▸ **Exercise directions**: Your task is to repeat all of the data exactly while excluding the pictures.

▸ **Extracted data**:
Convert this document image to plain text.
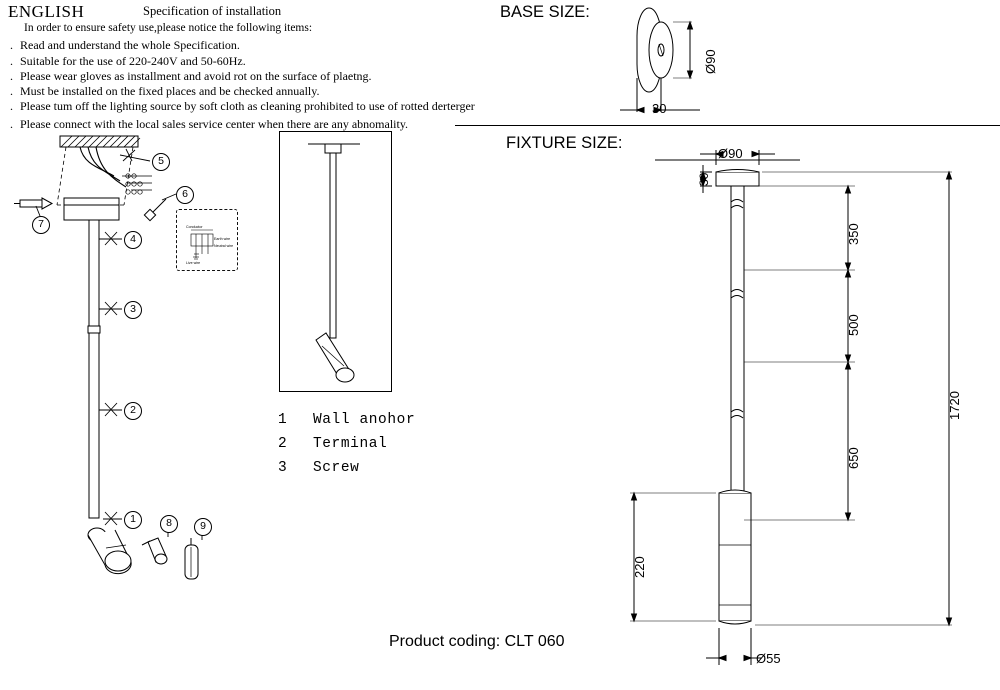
ENGLISH	Specification of installation
In order to ensure safety use,please notice the following items:
. Read and understand the whole Specification.
. Suitable for the use of 220-240V and 50-60Hz.
. Please wear gloves as installment and avoid rot on the surface of plaetng.
. Must be installed on the fixed places and be checked annually.
. Please tum off the lighting source by soft cloth as cleaning prohibited to use of rotted derterger
. Please connect with the local sales service center when there are any abnomality.
5
6
7
4
3
2
1	8	9
Conductor
Earth wire
Neutral wire
Live wire
1 Wall anohor
2 Terminal
3 Screw
BASE SIZE:
FIXTURE SIZE:
Ø90
30
Ø90
30
350
500
650
1720
220
Ø55
Product coding: CLT 060
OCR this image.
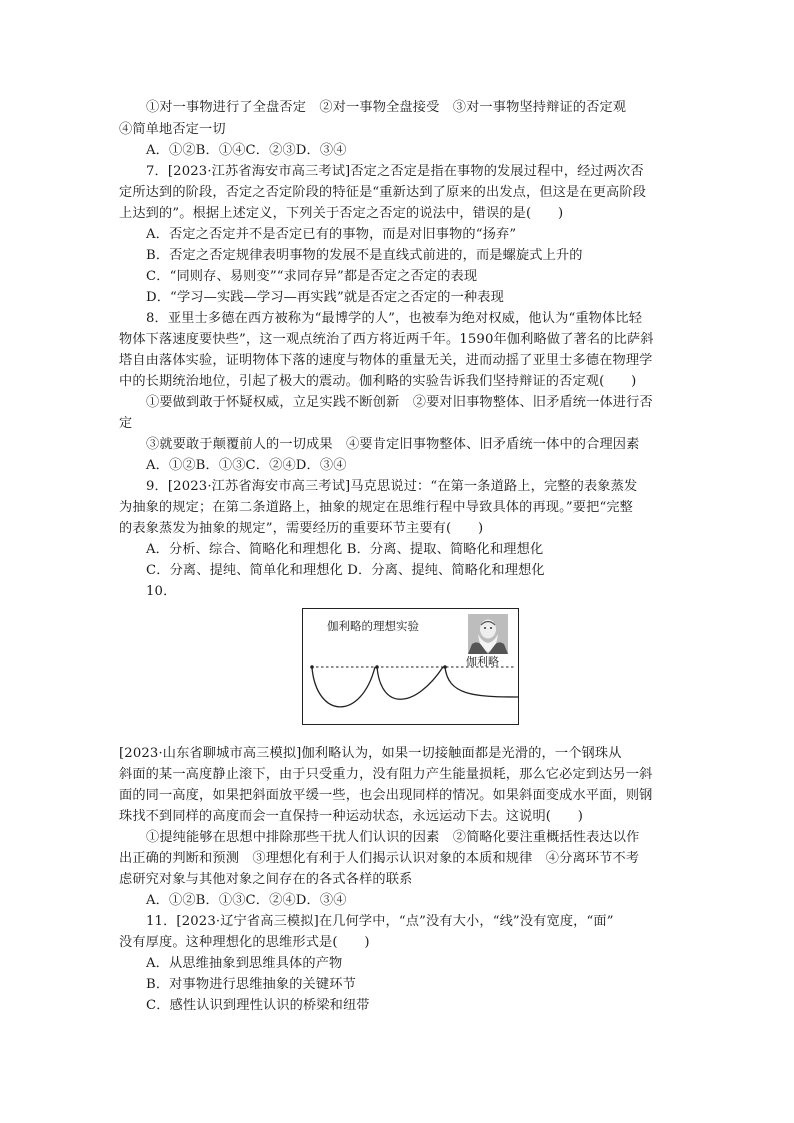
①对一事物进行了全盘否定　②对一事物全盘接受　③对一事物坚持辩证的否定观
④简单地否定一切
A．①②B．①④C．②③D．③④
7．[2023·江苏省海安市高三考试]否定之否定是指在事物的发展过程中，经过两次否
定所达到的阶段，否定之否定阶段的特征是“重新达到了原来的出发点，但这是在更高阶段
上达到的”。根据上述定义，下列关于否定之否定的说法中，错误的是(　　)
A．否定之否定并不是否定已有的事物，而是对旧事物的“扬弃”
B．否定之否定规律表明事物的发展不是直线式前进的，而是螺旋式上升的
C．“同则存、易则变”“求同存异”都是否定之否定的表现
D．“学习—实践—学习—再实践”就是否定之否定的一种表现
8．亚里士多德在西方被称为“最博学的人”，也被奉为绝对权威，他认为“重物体比轻
物体下落速度要快些”，这一观点统治了西方将近两千年。1590年伽利略做了著名的比萨斜
塔自由落体实验，证明物体下落的速度与物体的重量无关，进而动摇了亚里士多德在物理学
中的长期统治地位，引起了极大的震动。伽利略的实验告诉我们坚持辩证的否定观(　　)
①要做到敢于怀疑权威，立足实践不断创新　②要对旧事物整体、旧矛盾统一体进行否
定
③就要敢于颠覆前人的一切成果　④要肯定旧事物整体、旧矛盾统一体中的合理因素
A．①②B．①③C．②④D．③④
9．[2023·江苏省海安市高三考试]马克思说过：“在第一条道路上，完整的表象蒸发
为抽象的规定；在第二条道路上，抽象的规定在思维行程中导致具体的再现。”要把“完整
的表象蒸发为抽象的规定”，需要经历的重要环节主要有(　　)
A．分析、综合、简略化和理想化 B．分离、提取、简略化和理想化
C．分离、提纯、简单化和理想化 D．分离、提纯、简略化和理想化
10．
伽利略的理想实验
伽利略
[2023·山东省聊城市高三模拟]伽利略认为，如果一切接触面都是光滑的，一个钢珠从
斜面的某一高度静止滚下，由于只受重力，没有阻力产生能量损耗，那么它必定到达另一斜
面的同一高度，如果把斜面放平缓一些，也会出现同样的情况。如果斜面变成水平面，则钢
珠找不到同样的高度而会一直保持一种运动状态，永远运动下去。这说明(　　)
①提纯能够在思想中排除那些干扰人们认识的因素　②简略化要注重概括性表达以作
出正确的判断和预测　③理想化有利于人们揭示认识对象的本质和规律　④分离环节不考
虑研究对象与其他对象之间存在的各式各样的联系
A．①②B．①③C．②④D．③④
11．[2023·辽宁省高三模拟]在几何学中，“点”没有大小，“线”没有宽度，“面”
没有厚度。这种理想化的思维形式是(　　)
A．从思维抽象到思维具体的产物
B．对事物进行思维抽象的关键环节
C．感性认识到理性认识的桥梁和纽带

▸ **Solution for this task**:
Convert this document image to plain text.
ENGLISH	Specification of installation
In order to ensure safety use,please notice the following items:
. Read and understand the whole Specification.
. Suitable for the use of 220-240V and 50-60Hz.
. Please wear gloves as installment and avoid rot on the surface of plaetng.
. Must be installed on the fixed places and be checked annually.
. Please tum off the lighting source by soft cloth as cleaning prohibited to use of rotted derterger
. Please connect with the local sales service center when there are any abnomality.
5
6
7
4
3
2
1	8	9
Conductor
Earth wire
Neutral wire
Live wire
1 Wall anohor
2 Terminal
3 Screw
BASE SIZE:
FIXTURE SIZE:
Ø90
30
Ø90
30
350
500
650
1720
220
Ø55
Product coding: CLT 060
OCR this image.
①对一事物进行了全盘否定　②对一事物全盘接受　③对一事物坚持辩证的否定观
④简单地否定一切
A．①②B．①④C．②③D．③④
7．[2023·江苏省海安市高三考试]否定之否定是指在事物的发展过程中，经过两次否
定所达到的阶段，否定之否定阶段的特征是“重新达到了原来的出发点，但这是在更高阶段
上达到的”。根据上述定义，下列关于否定之否定的说法中，错误的是(　　)
A．否定之否定并不是否定已有的事物，而是对旧事物的“扬弃”
B．否定之否定规律表明事物的发展不是直线式前进的，而是螺旋式上升的
C．“同则存、易则变”“求同存异”都是否定之否定的表现
D．“学习—实践—学习—再实践”就是否定之否定的一种表现
8．亚里士多德在西方被称为“最博学的人”，也被奉为绝对权威，他认为“重物体比轻
物体下落速度要快些”，这一观点统治了西方将近两千年。1590年伽利略做了著名的比萨斜
塔自由落体实验，证明物体下落的速度与物体的重量无关，进而动摇了亚里士多德在物理学
中的长期统治地位，引起了极大的震动。伽利略的实验告诉我们坚持辩证的否定观(　　)
①要做到敢于怀疑权威，立足实践不断创新　②要对旧事物整体、旧矛盾统一体进行否
定
③就要敢于颠覆前人的一切成果　④要肯定旧事物整体、旧矛盾统一体中的合理因素
A．①②B．①③C．②④D．③④
9．[2023·江苏省海安市高三考试]马克思说过：“在第一条道路上，完整的表象蒸发
为抽象的规定；在第二条道路上，抽象的规定在思维行程中导致具体的再现。”要把“完整
的表象蒸发为抽象的规定”，需要经历的重要环节主要有(　　)
A．分析、综合、简略化和理想化 B．分离、提取、简略化和理想化
C．分离、提纯、简单化和理想化 D．分离、提纯、简略化和理想化
10．
伽利略的理想实验
伽利略
[2023·山东省聊城市高三模拟]伽利略认为，如果一切接触面都是光滑的，一个钢珠从
斜面的某一高度静止滚下，由于只受重力，没有阻力产生能量损耗，那么它必定到达另一斜
面的同一高度，如果把斜面放平缓一些，也会出现同样的情况。如果斜面变成水平面，则钢
珠找不到同样的高度而会一直保持一种运动状态，永远运动下去。这说明(　　)
①提纯能够在思想中排除那些干扰人们认识的因素　②简略化要注重概括性表达以作
出正确的判断和预测　③理想化有利于人们揭示认识对象的本质和规律　④分离环节不考
虑研究对象与其他对象之间存在的各式各样的联系
A．①②B．①③C．②④D．③④
11．[2023·辽宁省高三模拟]在几何学中，“点”没有大小，“线”没有宽度，“面”
没有厚度。这种理想化的思维形式是(　　)
A．从思维抽象到思维具体的产物
B．对事物进行思维抽象的关键环节
C．感性认识到理性认识的桥梁和纽带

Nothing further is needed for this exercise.